— start —

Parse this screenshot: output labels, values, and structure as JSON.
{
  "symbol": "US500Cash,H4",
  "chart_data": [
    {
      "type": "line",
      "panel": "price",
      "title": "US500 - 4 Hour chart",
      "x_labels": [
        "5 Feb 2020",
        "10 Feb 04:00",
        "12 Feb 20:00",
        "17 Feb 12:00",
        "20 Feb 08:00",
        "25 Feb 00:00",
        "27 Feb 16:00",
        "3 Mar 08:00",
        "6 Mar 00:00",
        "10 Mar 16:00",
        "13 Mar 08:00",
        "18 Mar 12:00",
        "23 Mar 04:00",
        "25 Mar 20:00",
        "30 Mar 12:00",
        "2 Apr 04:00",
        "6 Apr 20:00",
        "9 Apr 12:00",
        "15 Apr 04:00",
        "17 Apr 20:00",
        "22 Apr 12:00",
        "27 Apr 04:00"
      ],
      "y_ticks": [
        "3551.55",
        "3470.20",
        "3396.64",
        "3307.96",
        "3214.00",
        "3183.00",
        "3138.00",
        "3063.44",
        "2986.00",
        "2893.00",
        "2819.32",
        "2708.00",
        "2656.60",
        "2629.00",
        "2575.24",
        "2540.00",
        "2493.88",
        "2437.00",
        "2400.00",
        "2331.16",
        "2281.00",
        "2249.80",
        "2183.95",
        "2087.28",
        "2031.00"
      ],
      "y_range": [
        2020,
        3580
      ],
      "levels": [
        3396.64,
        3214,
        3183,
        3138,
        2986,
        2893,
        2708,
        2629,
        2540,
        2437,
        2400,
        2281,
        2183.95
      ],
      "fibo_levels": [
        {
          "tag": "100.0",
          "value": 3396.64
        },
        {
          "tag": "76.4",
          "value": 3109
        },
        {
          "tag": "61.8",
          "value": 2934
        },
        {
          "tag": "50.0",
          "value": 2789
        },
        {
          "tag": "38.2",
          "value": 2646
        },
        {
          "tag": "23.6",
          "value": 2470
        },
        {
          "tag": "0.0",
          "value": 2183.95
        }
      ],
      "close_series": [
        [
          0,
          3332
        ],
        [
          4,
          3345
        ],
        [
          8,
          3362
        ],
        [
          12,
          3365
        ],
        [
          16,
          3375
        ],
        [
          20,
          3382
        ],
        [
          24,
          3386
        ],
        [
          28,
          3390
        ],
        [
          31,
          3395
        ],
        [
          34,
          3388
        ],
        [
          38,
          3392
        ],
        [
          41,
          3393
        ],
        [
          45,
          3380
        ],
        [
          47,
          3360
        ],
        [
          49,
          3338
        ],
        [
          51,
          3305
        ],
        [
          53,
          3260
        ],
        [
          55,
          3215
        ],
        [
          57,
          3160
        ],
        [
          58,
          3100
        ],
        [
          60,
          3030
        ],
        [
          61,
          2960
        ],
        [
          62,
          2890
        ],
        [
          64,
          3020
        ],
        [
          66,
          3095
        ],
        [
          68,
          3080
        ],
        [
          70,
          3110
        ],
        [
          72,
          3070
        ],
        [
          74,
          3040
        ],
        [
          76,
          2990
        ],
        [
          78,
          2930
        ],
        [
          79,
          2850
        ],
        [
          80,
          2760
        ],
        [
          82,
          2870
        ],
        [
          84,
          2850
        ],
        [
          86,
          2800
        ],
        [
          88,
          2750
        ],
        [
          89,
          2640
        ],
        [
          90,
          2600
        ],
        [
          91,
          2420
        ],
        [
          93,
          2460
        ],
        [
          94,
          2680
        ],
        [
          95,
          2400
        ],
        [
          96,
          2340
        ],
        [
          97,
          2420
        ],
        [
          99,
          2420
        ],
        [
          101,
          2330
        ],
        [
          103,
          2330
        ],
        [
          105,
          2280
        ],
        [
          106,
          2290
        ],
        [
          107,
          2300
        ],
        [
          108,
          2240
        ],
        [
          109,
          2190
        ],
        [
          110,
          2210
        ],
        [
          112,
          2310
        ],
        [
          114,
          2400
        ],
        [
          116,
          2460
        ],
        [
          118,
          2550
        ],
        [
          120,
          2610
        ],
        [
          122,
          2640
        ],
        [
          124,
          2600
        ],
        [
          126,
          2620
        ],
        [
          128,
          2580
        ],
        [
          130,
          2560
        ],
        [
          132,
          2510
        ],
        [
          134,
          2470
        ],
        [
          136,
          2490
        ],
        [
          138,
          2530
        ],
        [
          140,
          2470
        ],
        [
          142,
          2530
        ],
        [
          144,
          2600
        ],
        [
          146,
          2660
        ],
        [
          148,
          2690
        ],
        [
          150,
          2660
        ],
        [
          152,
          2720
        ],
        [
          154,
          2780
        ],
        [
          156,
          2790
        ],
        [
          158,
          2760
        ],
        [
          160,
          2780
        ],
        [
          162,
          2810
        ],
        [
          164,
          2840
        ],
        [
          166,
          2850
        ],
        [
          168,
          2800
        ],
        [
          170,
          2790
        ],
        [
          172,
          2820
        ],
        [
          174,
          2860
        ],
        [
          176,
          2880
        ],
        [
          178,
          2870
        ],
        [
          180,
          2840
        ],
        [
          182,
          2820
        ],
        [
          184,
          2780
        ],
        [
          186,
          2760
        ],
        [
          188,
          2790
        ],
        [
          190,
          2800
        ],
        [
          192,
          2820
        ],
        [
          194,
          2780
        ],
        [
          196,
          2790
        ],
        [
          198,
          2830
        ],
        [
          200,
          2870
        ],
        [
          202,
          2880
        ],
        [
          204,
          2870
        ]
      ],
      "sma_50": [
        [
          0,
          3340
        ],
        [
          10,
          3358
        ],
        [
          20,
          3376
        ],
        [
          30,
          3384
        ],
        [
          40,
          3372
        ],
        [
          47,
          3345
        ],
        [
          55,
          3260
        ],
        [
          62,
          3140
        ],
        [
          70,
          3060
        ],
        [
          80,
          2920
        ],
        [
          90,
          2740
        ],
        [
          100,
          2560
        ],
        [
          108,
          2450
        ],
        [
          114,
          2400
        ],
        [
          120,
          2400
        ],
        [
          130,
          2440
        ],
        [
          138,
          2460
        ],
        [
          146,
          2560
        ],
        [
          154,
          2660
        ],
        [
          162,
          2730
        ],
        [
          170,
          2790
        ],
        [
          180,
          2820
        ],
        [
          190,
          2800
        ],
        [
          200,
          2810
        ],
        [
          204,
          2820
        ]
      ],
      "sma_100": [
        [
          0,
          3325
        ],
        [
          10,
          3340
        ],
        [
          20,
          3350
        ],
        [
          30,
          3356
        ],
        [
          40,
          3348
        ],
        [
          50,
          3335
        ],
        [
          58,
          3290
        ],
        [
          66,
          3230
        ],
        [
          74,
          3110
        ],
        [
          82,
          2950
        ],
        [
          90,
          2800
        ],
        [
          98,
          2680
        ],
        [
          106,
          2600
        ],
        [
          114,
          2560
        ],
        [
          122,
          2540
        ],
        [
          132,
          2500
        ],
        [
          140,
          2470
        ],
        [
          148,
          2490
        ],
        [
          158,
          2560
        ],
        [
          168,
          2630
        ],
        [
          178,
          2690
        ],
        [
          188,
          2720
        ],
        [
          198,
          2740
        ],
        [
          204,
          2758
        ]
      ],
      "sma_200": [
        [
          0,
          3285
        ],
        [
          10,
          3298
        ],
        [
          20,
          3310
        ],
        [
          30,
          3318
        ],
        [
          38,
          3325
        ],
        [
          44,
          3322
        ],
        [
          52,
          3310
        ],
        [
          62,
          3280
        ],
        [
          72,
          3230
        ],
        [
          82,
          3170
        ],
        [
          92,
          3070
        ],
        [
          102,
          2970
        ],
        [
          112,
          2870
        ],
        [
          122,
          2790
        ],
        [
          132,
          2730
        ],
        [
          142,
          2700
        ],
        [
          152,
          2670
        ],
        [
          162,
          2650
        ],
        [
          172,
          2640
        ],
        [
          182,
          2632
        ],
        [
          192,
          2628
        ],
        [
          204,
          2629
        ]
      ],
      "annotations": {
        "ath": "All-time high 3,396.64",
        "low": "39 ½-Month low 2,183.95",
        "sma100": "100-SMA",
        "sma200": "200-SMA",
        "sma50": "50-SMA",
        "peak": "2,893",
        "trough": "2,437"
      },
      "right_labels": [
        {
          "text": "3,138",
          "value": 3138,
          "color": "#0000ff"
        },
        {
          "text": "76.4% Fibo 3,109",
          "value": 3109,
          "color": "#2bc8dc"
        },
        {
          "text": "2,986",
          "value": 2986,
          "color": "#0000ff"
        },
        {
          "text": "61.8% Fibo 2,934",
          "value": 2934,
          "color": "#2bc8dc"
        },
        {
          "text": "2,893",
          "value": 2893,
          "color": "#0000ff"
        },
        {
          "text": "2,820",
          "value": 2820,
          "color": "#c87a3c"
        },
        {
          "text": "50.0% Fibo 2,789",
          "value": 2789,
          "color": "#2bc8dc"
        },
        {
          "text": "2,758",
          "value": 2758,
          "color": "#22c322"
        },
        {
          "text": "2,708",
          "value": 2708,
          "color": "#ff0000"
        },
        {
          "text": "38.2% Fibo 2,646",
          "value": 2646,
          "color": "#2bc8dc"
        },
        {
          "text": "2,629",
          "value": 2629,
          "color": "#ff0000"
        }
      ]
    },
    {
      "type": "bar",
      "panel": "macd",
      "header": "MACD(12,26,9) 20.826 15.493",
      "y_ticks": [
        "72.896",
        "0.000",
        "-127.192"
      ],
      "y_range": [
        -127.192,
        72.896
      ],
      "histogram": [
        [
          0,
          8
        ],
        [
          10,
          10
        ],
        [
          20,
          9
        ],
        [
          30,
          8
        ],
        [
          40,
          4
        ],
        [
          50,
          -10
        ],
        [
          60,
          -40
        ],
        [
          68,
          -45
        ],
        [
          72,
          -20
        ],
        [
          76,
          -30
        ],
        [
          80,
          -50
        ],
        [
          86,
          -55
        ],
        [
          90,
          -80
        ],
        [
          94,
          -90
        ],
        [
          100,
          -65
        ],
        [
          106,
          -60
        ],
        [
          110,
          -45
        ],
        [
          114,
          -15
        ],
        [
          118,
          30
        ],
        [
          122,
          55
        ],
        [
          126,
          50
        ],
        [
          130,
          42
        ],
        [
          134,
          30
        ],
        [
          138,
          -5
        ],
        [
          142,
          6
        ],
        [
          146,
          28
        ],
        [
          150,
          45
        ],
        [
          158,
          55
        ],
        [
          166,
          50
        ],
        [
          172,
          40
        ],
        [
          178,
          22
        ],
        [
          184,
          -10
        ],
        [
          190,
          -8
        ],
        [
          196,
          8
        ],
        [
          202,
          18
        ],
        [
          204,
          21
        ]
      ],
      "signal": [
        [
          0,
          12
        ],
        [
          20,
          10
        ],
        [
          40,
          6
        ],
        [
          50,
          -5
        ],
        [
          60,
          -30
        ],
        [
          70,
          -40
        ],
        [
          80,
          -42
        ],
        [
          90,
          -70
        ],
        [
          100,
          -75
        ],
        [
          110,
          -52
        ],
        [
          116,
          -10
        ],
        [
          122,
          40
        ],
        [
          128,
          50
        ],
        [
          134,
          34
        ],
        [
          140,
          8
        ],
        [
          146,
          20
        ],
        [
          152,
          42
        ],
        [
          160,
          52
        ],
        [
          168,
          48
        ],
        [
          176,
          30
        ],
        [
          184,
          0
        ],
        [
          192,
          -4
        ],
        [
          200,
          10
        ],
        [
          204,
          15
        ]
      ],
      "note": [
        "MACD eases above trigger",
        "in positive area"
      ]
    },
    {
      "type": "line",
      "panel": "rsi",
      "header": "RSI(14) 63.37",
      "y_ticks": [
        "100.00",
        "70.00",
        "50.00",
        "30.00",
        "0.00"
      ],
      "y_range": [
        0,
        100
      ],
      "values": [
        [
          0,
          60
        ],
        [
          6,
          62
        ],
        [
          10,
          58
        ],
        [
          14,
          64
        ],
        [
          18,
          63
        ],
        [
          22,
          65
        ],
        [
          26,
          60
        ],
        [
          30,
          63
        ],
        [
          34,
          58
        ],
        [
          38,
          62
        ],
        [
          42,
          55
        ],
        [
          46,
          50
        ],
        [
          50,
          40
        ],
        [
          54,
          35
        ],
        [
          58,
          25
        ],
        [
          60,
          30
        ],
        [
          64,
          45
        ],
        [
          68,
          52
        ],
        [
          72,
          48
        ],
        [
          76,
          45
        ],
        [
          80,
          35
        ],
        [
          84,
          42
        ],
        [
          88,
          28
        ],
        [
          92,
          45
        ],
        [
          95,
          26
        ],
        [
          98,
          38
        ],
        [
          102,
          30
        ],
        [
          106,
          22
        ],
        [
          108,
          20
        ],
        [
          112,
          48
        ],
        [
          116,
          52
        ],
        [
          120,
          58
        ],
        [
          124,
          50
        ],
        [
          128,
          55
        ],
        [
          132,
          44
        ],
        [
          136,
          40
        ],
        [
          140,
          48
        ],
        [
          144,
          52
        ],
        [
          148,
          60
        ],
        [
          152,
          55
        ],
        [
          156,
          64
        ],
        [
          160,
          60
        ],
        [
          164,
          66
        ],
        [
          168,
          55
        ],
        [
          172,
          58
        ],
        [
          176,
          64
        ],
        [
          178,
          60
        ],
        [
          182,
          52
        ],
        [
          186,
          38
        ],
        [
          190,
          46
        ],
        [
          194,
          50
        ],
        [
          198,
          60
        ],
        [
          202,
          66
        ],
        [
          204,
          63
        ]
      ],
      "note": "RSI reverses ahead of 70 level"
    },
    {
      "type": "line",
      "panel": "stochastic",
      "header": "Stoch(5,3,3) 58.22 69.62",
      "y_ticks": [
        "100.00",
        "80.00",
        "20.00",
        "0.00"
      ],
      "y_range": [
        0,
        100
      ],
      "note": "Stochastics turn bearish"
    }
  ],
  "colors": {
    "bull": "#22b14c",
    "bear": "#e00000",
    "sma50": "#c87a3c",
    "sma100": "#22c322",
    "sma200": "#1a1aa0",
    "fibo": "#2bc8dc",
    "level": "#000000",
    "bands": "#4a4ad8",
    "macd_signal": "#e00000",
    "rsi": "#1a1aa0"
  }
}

— end —

**Instruction:** Find all the lines containing "header" in the material, then copy them.

**Full output:**
      "header": "MACD(12,26,9) 20.826 15.493",
      "header": "RSI(14) 63.37",
      "header": "Stoch(5,3,3) 58.22 69.62",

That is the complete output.